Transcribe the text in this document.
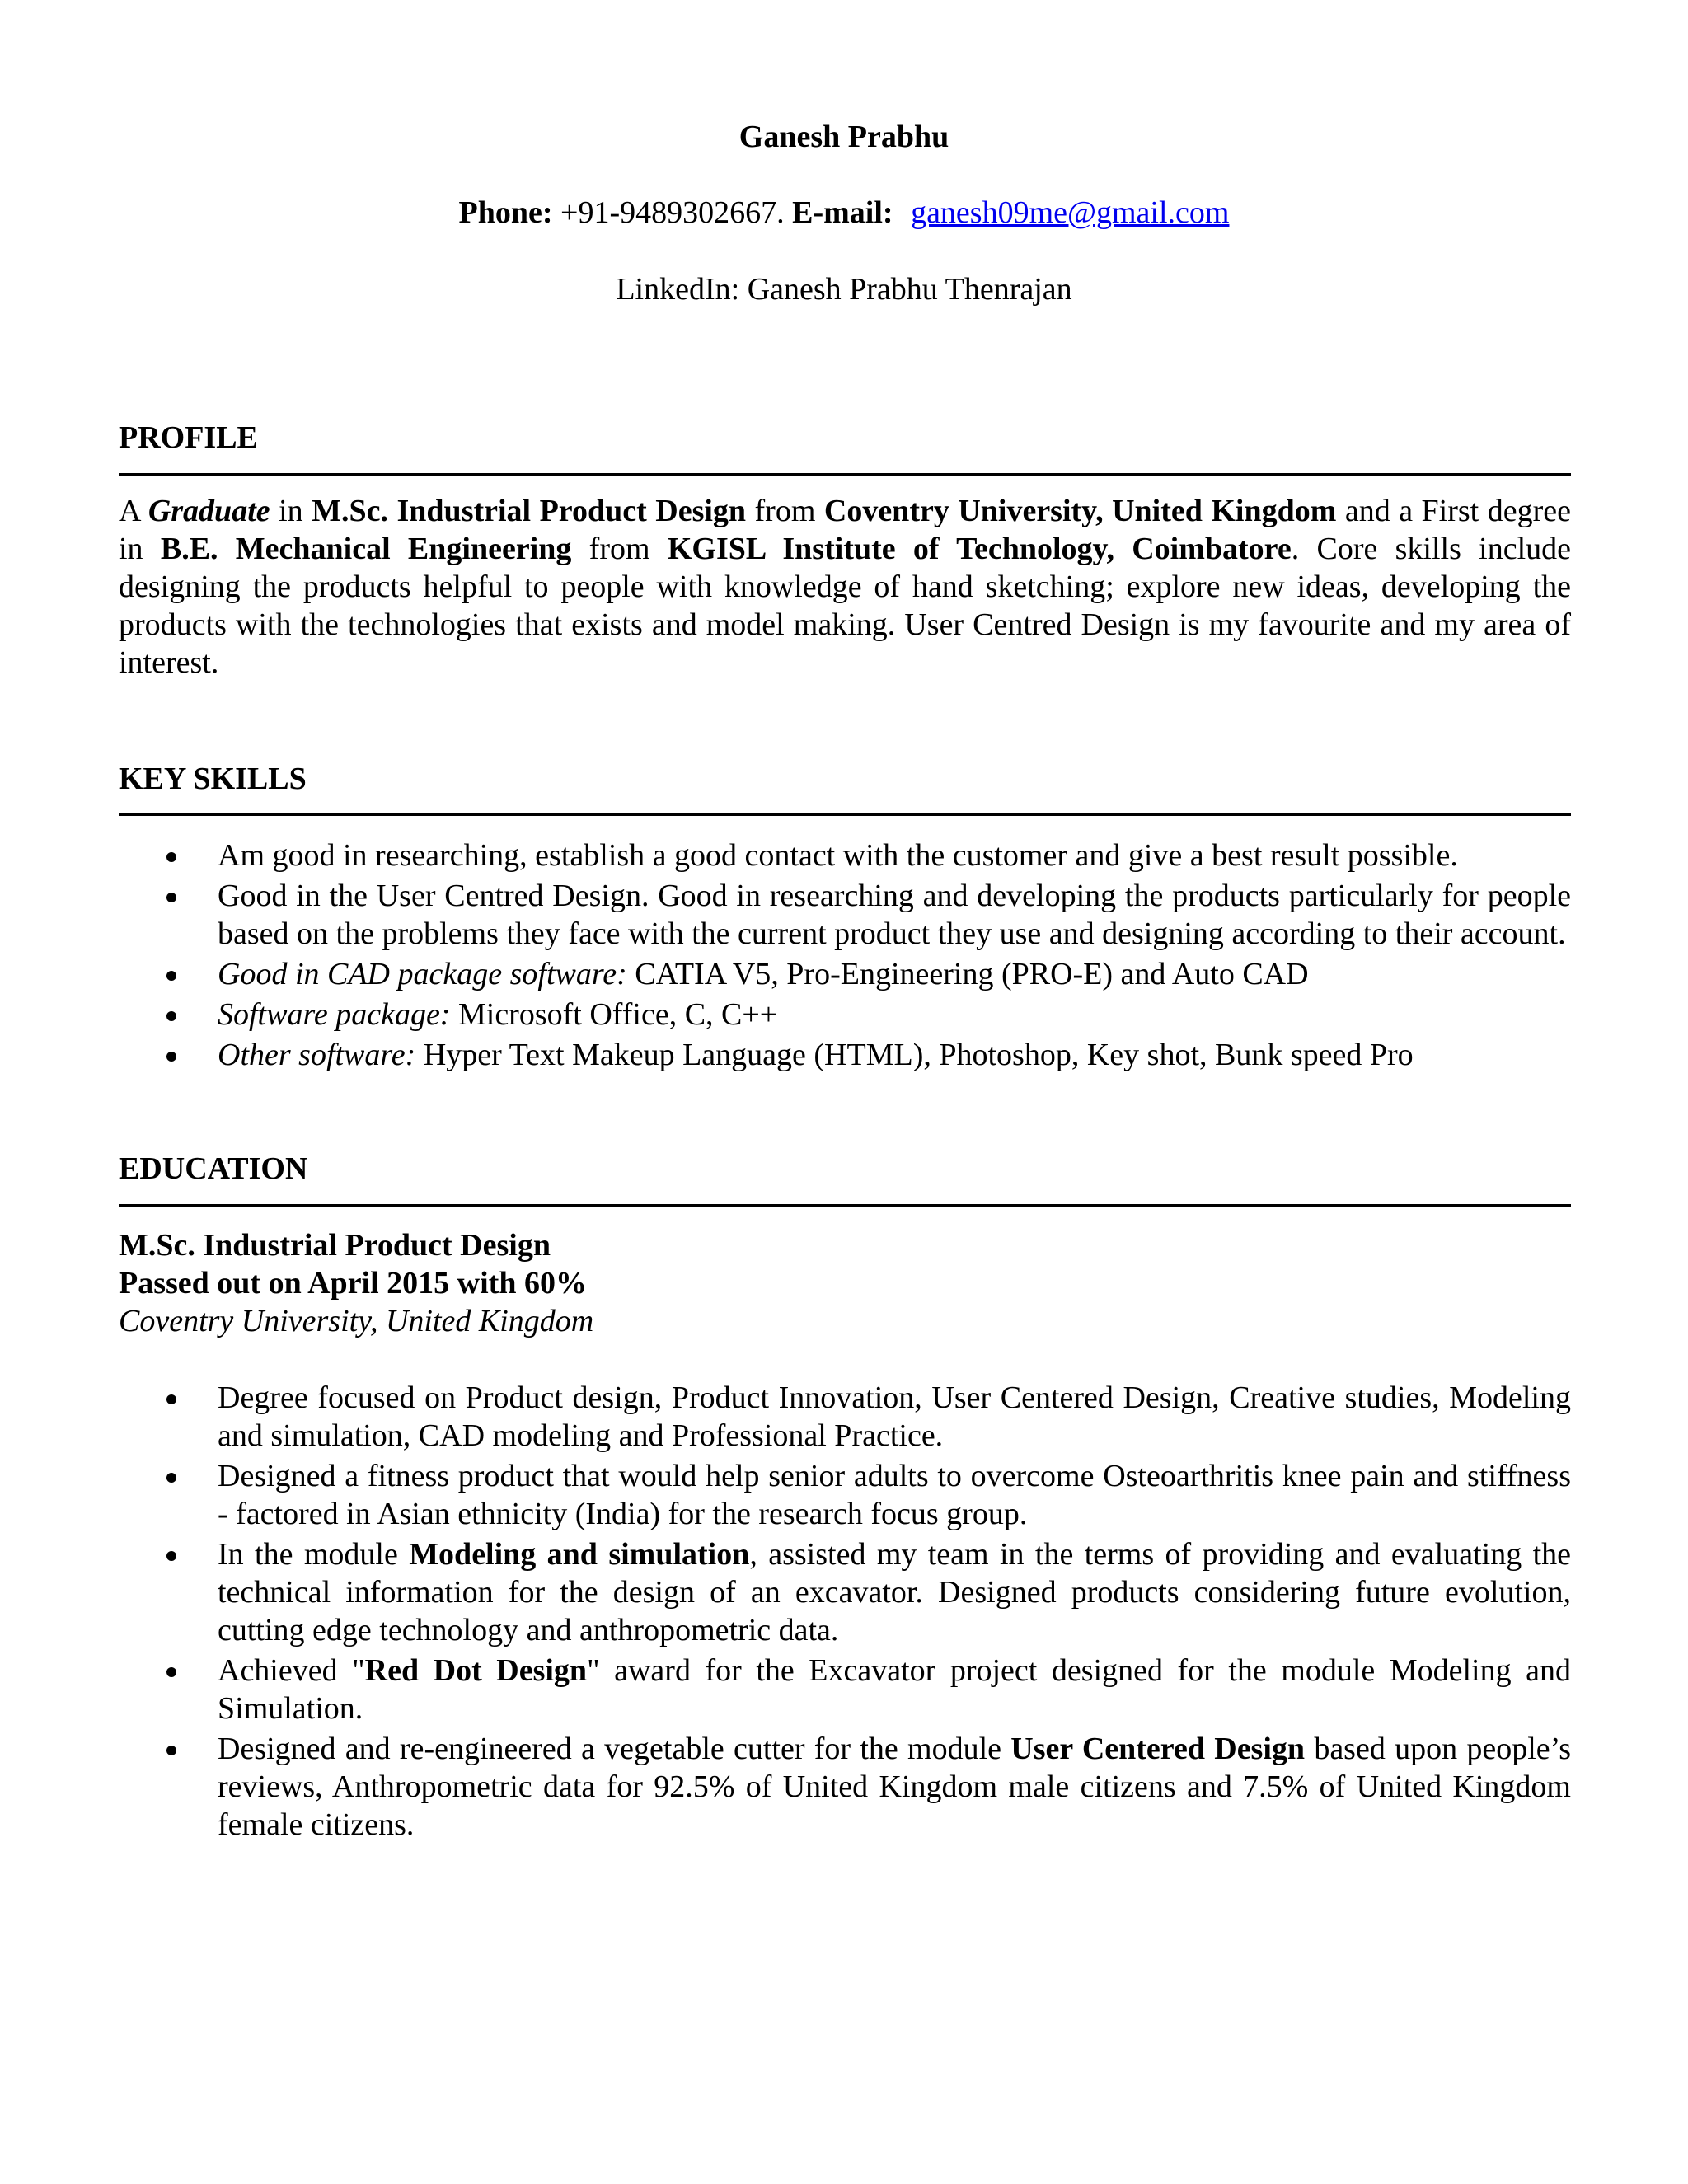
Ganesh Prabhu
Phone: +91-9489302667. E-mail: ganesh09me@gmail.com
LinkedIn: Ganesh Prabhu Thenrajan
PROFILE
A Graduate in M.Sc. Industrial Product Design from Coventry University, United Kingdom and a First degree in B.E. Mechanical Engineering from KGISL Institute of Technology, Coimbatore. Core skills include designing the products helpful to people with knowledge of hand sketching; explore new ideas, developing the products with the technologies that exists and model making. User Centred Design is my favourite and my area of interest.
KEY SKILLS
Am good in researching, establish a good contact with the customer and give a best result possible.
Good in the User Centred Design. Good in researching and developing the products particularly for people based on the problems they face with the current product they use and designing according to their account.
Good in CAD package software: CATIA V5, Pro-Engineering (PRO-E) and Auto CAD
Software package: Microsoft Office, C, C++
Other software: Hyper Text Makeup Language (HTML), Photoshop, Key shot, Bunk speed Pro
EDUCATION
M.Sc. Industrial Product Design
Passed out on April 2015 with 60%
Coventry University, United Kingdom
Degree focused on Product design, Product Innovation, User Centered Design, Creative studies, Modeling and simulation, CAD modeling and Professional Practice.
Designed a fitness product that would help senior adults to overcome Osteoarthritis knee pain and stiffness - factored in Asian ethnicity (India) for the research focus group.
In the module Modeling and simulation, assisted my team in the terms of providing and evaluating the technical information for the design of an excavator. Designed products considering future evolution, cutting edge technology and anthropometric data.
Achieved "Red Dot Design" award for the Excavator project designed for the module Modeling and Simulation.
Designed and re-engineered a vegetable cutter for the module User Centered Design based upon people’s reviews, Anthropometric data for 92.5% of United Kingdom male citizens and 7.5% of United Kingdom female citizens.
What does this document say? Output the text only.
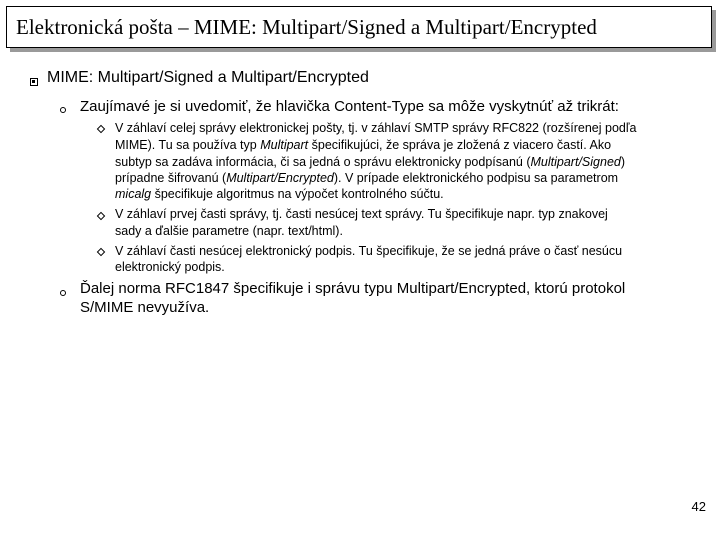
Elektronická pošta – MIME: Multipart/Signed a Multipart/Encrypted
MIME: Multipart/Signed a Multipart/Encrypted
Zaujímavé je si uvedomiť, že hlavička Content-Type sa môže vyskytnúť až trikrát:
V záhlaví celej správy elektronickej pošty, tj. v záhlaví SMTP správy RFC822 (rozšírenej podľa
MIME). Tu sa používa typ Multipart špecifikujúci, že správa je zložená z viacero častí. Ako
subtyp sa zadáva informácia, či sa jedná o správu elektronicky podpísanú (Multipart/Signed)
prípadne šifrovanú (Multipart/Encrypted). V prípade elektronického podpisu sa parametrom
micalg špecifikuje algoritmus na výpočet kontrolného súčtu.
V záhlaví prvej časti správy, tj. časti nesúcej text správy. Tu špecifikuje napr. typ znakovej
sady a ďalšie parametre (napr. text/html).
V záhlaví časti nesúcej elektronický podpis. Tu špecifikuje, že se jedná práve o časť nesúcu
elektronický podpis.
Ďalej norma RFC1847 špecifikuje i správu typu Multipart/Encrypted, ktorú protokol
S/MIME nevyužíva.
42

__Directions__.
Transcribe the full listing above exactly as it stands, minus the pictures.

__Output__.
Transcribe the text in this document.
Ganesh Prabhu
Phone: +91-9489302667. E-mail: ganesh09me@gmail.com
LinkedIn: Ganesh Prabhu Thenrajan
PROFILE
A Graduate in M.Sc. Industrial Product Design from Coventry University, United Kingdom and a First degree in B.E. Mechanical Engineering from KGISL Institute of Technology, Coimbatore. Core skills include designing the products helpful to people with knowledge of hand sketching; explore new ideas, developing the products with the technologies that exists and model making. User Centred Design is my favourite and my area of interest.
KEY SKILLS
Am good in researching, establish a good contact with the customer and give a best result possible.
Good in the User Centred Design. Good in researching and developing the products particularly for people based on the problems they face with the current product they use and designing according to their account.
Good in CAD package software: CATIA V5, Pro-Engineering (PRO-E) and Auto CAD
Software package: Microsoft Office, C, C++
Other software: Hyper Text Makeup Language (HTML), Photoshop, Key shot, Bunk speed Pro
EDUCATION
M.Sc. Industrial Product Design
Passed out on April 2015 with 60%
Coventry University, United Kingdom
Degree focused on Product design, Product Innovation, User Centered Design, Creative studies, Modeling and simulation, CAD modeling and Professional Practice.
Designed a fitness product that would help senior adults to overcome Osteoarthritis knee pain and stiffness - factored in Asian ethnicity (India) for the research focus group.
In the module Modeling and simulation, assisted my team in the terms of providing and evaluating the technical information for the design of an excavator. Designed products considering future evolution, cutting edge technology and anthropometric data.
Achieved "Red Dot Design" award for the Excavator project designed for the module Modeling and Simulation.
Designed and re-engineered a vegetable cutter for the module User Centered Design based upon people’s reviews, Anthropometric data for 92.5% of United Kingdom male citizens and 7.5% of United Kingdom female citizens.
What does this document say? Output the text only.
Elektronická pošta – MIME: Multipart/Signed a Multipart/Encrypted
MIME: Multipart/Signed a Multipart/Encrypted
Zaujímavé je si uvedomiť, že hlavička Content-Type sa môže vyskytnúť až trikrát:
V záhlaví celej správy elektronickej pošty, tj. v záhlaví SMTP správy RFC822 (rozšírenej podľa
MIME). Tu sa používa typ Multipart špecifikujúci, že správa je zložená z viacero častí. Ako
subtyp sa zadáva informácia, či sa jedná o správu elektronicky podpísanú (Multipart/Signed)
prípadne šifrovanú (Multipart/Encrypted). V prípade elektronického podpisu sa parametrom
micalg špecifikuje algoritmus na výpočet kontrolného súčtu.
V záhlaví prvej časti správy, tj. časti nesúcej text správy. Tu špecifikuje napr. typ znakovej
sady a ďalšie parametre (napr. text/html).
V záhlaví časti nesúcej elektronický podpis. Tu špecifikuje, že se jedná práve o časť nesúcu
elektronický podpis.
Ďalej norma RFC1847 špecifikuje i správu typu Multipart/Encrypted, ktorú protokol
S/MIME nevyužíva.
42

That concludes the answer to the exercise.